Input material:
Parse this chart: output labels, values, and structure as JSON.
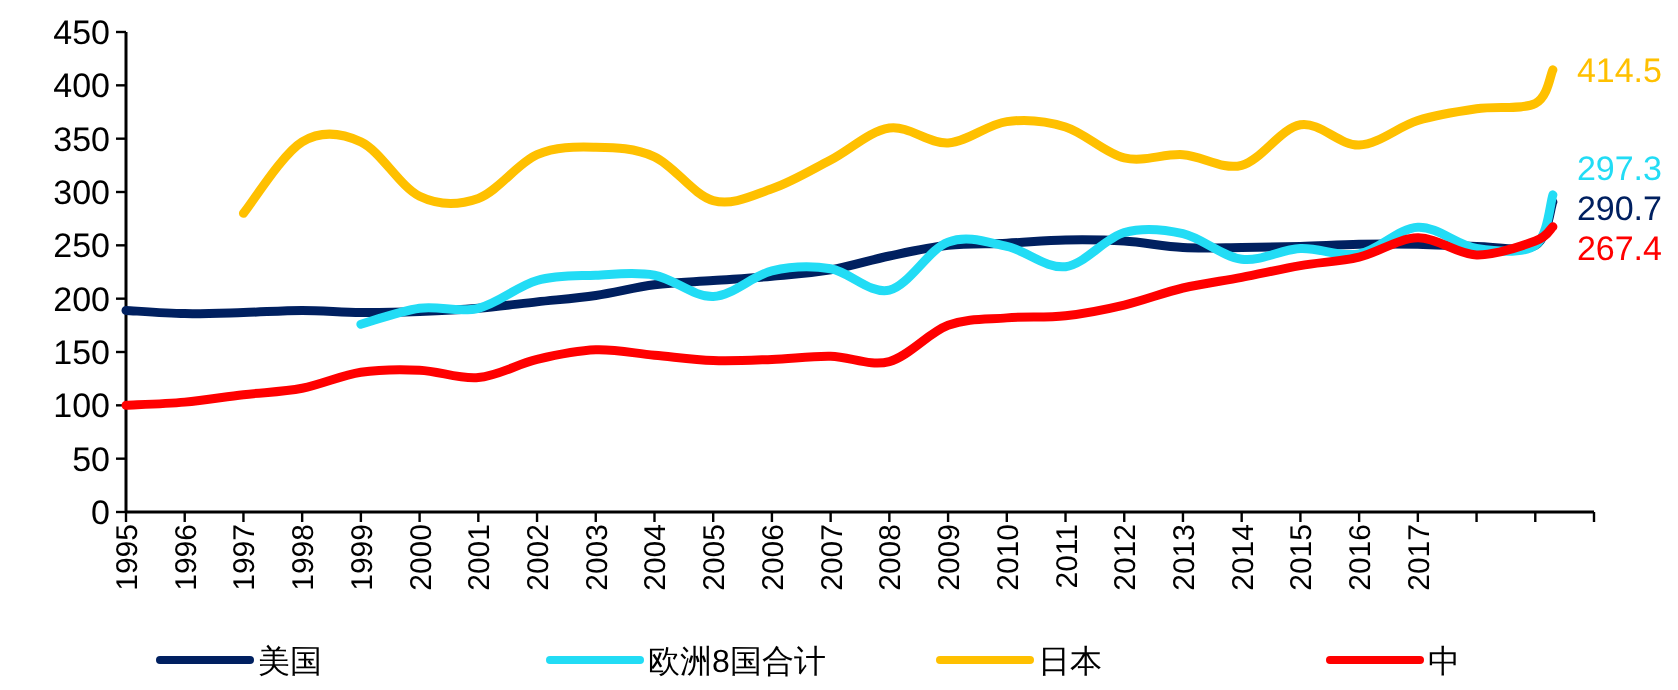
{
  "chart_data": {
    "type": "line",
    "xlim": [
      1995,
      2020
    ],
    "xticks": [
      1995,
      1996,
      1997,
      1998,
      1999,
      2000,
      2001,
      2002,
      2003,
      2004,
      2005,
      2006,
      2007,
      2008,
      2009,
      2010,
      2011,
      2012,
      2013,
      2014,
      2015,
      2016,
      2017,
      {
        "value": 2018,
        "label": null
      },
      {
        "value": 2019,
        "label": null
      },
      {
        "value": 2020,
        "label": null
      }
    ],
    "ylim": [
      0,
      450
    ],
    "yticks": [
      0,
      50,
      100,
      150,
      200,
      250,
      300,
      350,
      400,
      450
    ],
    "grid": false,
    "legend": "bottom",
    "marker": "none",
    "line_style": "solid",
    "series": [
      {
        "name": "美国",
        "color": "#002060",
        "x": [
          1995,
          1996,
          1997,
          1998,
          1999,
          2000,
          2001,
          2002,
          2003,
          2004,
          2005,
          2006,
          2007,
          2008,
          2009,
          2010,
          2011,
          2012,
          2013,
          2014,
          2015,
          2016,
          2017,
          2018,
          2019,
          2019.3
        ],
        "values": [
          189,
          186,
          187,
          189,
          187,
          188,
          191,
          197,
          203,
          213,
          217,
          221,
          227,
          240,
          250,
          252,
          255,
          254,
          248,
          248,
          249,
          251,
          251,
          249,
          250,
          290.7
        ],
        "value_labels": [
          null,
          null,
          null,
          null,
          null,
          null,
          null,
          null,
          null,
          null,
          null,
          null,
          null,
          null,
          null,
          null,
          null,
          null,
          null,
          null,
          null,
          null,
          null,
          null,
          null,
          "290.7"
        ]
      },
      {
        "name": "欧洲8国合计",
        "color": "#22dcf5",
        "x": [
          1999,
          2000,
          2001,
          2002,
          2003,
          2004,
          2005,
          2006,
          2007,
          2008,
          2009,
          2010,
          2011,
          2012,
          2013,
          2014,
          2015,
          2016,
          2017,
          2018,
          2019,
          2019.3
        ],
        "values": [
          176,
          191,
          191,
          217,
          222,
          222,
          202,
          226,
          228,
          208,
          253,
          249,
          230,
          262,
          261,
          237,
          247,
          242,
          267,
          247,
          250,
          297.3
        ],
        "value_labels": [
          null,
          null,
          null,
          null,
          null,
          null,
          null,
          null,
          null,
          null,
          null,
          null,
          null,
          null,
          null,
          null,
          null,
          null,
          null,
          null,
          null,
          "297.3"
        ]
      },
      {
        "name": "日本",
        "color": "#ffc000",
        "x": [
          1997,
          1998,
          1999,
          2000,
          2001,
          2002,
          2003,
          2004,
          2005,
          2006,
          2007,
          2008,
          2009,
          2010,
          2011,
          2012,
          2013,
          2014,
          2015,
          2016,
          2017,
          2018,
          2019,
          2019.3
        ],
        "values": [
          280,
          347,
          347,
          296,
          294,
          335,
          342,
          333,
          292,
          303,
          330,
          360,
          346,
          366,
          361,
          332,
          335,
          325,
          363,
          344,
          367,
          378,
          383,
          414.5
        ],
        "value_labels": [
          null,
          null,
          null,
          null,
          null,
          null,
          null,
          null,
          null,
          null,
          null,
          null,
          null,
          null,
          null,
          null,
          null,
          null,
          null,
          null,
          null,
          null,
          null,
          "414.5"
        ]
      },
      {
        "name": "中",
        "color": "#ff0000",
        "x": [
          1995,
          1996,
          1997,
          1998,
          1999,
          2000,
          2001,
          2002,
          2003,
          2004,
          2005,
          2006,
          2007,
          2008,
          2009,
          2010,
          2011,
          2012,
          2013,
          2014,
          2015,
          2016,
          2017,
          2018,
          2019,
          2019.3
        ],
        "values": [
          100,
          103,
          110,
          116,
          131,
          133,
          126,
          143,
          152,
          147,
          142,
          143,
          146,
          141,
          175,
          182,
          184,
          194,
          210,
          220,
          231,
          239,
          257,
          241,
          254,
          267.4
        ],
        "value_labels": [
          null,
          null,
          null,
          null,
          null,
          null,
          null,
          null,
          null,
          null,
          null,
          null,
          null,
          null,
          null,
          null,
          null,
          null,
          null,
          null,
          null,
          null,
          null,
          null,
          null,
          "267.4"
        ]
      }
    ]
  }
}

What to work on: Return each line of the data, keeping its wording exact and omitting pictures.

Solved exercise:
Parse this chart: output labels, values, and structure as JSON.
{
  "chart_data": {
    "type": "line",
    "xlim": [
      1995,
      2020
    ],
    "xticks": [
      1995,
      1996,
      1997,
      1998,
      1999,
      2000,
      2001,
      2002,
      2003,
      2004,
      2005,
      2006,
      2007,
      2008,
      2009,
      2010,
      2011,
      2012,
      2013,
      2014,
      2015,
      2016,
      2017,
      {
        "value": 2018,
        "label": null
      },
      {
        "value": 2019,
        "label": null
      },
      {
        "value": 2020,
        "label": null
      }
    ],
    "ylim": [
      0,
      450
    ],
    "yticks": [
      0,
      50,
      100,
      150,
      200,
      250,
      300,
      350,
      400,
      450
    ],
    "grid": false,
    "legend": "bottom",
    "marker": "none",
    "line_style": "solid",
    "series": [
      {
        "name": "美国",
        "color": "#002060",
        "x": [
          1995,
          1996,
          1997,
          1998,
          1999,
          2000,
          2001,
          2002,
          2003,
          2004,
          2005,
          2006,
          2007,
          2008,
          2009,
          2010,
          2011,
          2012,
          2013,
          2014,
          2015,
          2016,
          2017,
          2018,
          2019,
          2019.3
        ],
        "values": [
          189,
          186,
          187,
          189,
          187,
          188,
          191,
          197,
          203,
          213,
          217,
          221,
          227,
          240,
          250,
          252,
          255,
          254,
          248,
          248,
          249,
          251,
          251,
          249,
          250,
          290.7
        ],
        "value_labels": [
          null,
          null,
          null,
          null,
          null,
          null,
          null,
          null,
          null,
          null,
          null,
          null,
          null,
          null,
          null,
          null,
          null,
          null,
          null,
          null,
          null,
          null,
          null,
          null,
          null,
          "290.7"
        ]
      },
      {
        "name": "欧洲8国合计",
        "color": "#22dcf5",
        "x": [
          1999,
          2000,
          2001,
          2002,
          2003,
          2004,
          2005,
          2006,
          2007,
          2008,
          2009,
          2010,
          2011,
          2012,
          2013,
          2014,
          2015,
          2016,
          2017,
          2018,
          2019,
          2019.3
        ],
        "values": [
          176,
          191,
          191,
          217,
          222,
          222,
          202,
          226,
          228,
          208,
          253,
          249,
          230,
          262,
          261,
          237,
          247,
          242,
          267,
          247,
          250,
          297.3
        ],
        "value_labels": [
          null,
          null,
          null,
          null,
          null,
          null,
          null,
          null,
          null,
          null,
          null,
          null,
          null,
          null,
          null,
          null,
          null,
          null,
          null,
          null,
          null,
          "297.3"
        ]
      },
      {
        "name": "日本",
        "color": "#ffc000",
        "x": [
          1997,
          1998,
          1999,
          2000,
          2001,
          2002,
          2003,
          2004,
          2005,
          2006,
          2007,
          2008,
          2009,
          2010,
          2011,
          2012,
          2013,
          2014,
          2015,
          2016,
          2017,
          2018,
          2019,
          2019.3
        ],
        "values": [
          280,
          347,
          347,
          296,
          294,
          335,
          342,
          333,
          292,
          303,
          330,
          360,
          346,
          366,
          361,
          332,
          335,
          325,
          363,
          344,
          367,
          378,
          383,
          414.5
        ],
        "value_labels": [
          null,
          null,
          null,
          null,
          null,
          null,
          null,
          null,
          null,
          null,
          null,
          null,
          null,
          null,
          null,
          null,
          null,
          null,
          null,
          null,
          null,
          null,
          null,
          "414.5"
        ]
      },
      {
        "name": "中",
        "color": "#ff0000",
        "x": [
          1995,
          1996,
          1997,
          1998,
          1999,
          2000,
          2001,
          2002,
          2003,
          2004,
          2005,
          2006,
          2007,
          2008,
          2009,
          2010,
          2011,
          2012,
          2013,
          2014,
          2015,
          2016,
          2017,
          2018,
          2019,
          2019.3
        ],
        "values": [
          100,
          103,
          110,
          116,
          131,
          133,
          126,
          143,
          152,
          147,
          142,
          143,
          146,
          141,
          175,
          182,
          184,
          194,
          210,
          220,
          231,
          239,
          257,
          241,
          254,
          267.4
        ],
        "value_labels": [
          null,
          null,
          null,
          null,
          null,
          null,
          null,
          null,
          null,
          null,
          null,
          null,
          null,
          null,
          null,
          null,
          null,
          null,
          null,
          null,
          null,
          null,
          null,
          null,
          null,
          "267.4"
        ]
      }
    ]
  }
}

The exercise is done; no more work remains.